§ **What you will do**:
Below are records; work out how many of their lines contain "here" and give only that number.

§ **Input**:
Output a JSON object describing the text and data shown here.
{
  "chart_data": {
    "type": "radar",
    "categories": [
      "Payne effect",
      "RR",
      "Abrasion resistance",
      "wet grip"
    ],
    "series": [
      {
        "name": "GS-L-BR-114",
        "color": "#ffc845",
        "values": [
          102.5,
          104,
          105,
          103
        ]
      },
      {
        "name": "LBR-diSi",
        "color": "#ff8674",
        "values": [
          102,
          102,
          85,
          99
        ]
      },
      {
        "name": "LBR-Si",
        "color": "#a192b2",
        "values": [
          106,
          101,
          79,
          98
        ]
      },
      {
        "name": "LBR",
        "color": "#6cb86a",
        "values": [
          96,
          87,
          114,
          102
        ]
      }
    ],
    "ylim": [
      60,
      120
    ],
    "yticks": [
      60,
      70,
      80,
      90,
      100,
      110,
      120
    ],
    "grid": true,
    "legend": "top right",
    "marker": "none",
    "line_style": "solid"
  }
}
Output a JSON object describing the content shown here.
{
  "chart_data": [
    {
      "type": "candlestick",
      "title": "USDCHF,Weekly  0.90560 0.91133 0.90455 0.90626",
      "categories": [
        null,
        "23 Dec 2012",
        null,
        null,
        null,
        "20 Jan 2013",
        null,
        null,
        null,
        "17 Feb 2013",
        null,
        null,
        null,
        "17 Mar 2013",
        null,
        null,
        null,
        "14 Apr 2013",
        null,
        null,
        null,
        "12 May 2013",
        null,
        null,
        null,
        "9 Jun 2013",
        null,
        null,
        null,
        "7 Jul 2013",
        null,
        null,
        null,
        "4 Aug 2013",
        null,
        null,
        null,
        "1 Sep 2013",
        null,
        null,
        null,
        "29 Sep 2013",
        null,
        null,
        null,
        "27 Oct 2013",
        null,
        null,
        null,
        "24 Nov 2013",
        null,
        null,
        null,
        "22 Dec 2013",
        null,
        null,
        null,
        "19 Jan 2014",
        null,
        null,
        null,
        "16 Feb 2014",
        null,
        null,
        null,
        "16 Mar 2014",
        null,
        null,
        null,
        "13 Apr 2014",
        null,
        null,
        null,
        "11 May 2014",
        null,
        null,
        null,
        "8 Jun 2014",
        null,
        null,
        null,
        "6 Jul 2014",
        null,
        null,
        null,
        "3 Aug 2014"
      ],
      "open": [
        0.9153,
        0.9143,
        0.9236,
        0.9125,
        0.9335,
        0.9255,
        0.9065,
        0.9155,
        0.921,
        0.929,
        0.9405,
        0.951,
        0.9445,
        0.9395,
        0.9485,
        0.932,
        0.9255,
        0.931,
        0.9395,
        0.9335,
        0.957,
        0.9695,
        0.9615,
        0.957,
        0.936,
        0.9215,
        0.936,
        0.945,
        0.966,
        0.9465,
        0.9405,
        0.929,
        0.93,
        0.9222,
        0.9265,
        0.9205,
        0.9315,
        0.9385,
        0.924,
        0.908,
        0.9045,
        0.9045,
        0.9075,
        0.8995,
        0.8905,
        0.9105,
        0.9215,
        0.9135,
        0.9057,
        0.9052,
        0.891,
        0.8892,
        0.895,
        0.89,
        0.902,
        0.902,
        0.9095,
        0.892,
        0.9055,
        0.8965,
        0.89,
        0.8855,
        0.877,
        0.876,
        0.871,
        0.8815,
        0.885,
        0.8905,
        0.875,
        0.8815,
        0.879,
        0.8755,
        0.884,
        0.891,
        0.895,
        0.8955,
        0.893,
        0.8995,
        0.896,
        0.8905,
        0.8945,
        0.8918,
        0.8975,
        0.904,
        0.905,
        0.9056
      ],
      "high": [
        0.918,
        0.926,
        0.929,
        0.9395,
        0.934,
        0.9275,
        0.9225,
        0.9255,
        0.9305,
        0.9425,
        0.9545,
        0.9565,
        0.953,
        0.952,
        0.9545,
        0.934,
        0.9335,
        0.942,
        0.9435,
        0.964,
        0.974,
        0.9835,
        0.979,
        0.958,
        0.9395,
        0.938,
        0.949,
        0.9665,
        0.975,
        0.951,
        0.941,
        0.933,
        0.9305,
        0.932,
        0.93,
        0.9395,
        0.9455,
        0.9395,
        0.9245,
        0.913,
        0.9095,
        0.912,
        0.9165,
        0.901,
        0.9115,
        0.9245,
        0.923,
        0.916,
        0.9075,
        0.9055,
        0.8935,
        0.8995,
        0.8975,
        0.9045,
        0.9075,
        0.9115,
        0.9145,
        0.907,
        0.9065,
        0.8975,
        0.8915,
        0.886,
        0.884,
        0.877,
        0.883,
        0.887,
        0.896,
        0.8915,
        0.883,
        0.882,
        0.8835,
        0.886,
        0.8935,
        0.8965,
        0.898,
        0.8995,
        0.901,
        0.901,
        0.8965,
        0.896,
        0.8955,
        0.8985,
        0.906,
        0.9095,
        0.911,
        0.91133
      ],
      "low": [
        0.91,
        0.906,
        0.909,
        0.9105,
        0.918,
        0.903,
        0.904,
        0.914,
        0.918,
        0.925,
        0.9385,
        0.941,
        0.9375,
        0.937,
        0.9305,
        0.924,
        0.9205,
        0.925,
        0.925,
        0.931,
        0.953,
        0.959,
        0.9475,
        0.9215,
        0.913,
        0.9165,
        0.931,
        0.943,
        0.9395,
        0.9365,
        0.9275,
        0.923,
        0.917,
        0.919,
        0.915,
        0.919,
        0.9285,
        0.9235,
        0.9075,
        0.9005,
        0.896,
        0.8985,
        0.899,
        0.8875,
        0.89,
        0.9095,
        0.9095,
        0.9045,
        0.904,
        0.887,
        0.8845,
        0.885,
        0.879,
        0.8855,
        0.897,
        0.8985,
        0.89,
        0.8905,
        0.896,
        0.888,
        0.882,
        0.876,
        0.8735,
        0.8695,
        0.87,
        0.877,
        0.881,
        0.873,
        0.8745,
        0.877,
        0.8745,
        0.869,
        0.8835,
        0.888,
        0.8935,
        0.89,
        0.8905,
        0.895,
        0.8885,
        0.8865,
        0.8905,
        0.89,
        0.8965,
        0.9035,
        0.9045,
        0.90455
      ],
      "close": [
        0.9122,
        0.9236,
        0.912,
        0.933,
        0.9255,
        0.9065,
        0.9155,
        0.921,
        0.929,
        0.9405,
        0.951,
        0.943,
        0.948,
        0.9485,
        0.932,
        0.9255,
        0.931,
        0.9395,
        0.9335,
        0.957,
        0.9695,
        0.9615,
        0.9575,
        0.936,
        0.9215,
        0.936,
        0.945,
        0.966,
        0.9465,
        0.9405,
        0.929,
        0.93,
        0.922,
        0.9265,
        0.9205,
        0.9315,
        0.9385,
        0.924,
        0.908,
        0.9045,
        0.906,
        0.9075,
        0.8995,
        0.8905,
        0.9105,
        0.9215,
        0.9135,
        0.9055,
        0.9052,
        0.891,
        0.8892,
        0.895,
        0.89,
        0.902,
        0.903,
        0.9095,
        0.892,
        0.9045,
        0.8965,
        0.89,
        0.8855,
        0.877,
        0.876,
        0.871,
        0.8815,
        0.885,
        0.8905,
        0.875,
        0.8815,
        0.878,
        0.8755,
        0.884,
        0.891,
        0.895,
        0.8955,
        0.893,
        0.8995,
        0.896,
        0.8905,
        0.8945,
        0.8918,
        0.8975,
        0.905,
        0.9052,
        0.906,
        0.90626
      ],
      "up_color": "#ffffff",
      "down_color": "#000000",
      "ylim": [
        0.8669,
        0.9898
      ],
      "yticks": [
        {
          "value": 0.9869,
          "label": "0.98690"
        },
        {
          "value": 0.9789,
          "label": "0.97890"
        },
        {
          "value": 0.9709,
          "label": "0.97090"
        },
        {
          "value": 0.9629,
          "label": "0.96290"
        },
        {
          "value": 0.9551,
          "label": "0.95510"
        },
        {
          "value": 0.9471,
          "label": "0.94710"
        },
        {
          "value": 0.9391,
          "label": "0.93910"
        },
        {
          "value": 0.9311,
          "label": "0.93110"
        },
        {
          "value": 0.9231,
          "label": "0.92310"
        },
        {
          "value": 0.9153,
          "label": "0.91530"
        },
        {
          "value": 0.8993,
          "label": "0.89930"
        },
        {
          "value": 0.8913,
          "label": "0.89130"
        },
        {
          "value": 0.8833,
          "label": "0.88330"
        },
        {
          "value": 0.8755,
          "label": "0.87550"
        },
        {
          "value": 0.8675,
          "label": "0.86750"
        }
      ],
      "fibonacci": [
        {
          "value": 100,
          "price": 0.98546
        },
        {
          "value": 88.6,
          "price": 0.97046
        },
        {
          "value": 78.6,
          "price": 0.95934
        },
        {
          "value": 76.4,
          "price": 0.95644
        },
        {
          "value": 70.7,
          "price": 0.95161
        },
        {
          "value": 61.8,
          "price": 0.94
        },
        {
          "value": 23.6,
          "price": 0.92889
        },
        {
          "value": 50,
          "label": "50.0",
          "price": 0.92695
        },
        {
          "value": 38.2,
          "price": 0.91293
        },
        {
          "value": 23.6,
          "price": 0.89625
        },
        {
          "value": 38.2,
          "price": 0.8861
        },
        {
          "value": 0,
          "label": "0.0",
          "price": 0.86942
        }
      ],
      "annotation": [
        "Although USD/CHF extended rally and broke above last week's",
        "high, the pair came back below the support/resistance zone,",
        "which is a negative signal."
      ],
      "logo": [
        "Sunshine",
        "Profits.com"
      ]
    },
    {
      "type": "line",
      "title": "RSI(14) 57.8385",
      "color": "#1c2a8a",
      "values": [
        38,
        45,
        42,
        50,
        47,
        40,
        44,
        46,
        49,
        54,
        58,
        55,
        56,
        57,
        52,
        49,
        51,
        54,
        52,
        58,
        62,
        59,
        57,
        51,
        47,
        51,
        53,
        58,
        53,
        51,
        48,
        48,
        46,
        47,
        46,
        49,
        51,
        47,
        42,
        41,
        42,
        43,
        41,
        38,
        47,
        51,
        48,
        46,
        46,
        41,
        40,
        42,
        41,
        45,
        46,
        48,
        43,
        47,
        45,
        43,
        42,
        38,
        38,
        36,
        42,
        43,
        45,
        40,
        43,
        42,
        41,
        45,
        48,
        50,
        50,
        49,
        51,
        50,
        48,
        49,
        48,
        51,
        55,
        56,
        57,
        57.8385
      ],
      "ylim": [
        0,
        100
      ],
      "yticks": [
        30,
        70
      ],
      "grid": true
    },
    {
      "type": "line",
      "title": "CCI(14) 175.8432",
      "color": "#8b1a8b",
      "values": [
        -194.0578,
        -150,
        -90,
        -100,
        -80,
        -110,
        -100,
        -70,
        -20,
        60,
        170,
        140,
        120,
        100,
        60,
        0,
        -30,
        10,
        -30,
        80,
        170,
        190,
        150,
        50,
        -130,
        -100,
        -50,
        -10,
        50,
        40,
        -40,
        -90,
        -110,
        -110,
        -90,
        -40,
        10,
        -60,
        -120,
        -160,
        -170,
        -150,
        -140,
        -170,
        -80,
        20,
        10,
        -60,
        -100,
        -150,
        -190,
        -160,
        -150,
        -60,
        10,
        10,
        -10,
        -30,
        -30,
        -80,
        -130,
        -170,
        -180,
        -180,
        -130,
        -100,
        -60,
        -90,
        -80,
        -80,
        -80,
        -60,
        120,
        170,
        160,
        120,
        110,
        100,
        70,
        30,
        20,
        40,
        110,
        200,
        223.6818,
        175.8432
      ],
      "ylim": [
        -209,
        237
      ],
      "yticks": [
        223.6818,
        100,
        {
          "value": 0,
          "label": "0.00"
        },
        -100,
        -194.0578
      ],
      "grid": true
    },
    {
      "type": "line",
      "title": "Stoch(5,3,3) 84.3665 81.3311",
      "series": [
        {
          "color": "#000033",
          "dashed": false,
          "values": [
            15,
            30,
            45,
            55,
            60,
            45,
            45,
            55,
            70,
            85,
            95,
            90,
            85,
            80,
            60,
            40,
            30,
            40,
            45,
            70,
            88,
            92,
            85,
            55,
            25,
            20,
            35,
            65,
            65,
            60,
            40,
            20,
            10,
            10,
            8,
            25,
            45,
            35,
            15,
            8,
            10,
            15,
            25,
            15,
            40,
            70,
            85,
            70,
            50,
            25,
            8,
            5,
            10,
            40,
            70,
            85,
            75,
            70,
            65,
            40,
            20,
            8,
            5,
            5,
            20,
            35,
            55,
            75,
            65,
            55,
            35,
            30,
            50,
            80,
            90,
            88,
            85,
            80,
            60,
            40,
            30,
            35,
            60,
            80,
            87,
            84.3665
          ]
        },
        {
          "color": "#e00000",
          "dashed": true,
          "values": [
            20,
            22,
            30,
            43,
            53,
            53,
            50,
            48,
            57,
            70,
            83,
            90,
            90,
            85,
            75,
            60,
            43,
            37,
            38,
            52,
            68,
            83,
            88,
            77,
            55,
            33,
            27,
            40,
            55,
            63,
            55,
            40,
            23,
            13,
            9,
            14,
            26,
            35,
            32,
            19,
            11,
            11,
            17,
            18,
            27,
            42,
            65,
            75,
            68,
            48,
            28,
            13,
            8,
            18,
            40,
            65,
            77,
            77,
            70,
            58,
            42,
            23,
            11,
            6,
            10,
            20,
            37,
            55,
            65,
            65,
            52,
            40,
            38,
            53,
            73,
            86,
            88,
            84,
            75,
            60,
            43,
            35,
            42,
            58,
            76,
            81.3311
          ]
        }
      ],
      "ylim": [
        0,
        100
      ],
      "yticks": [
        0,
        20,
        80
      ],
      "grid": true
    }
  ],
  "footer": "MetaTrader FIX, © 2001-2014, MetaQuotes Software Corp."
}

§ **Reply to the task**:
2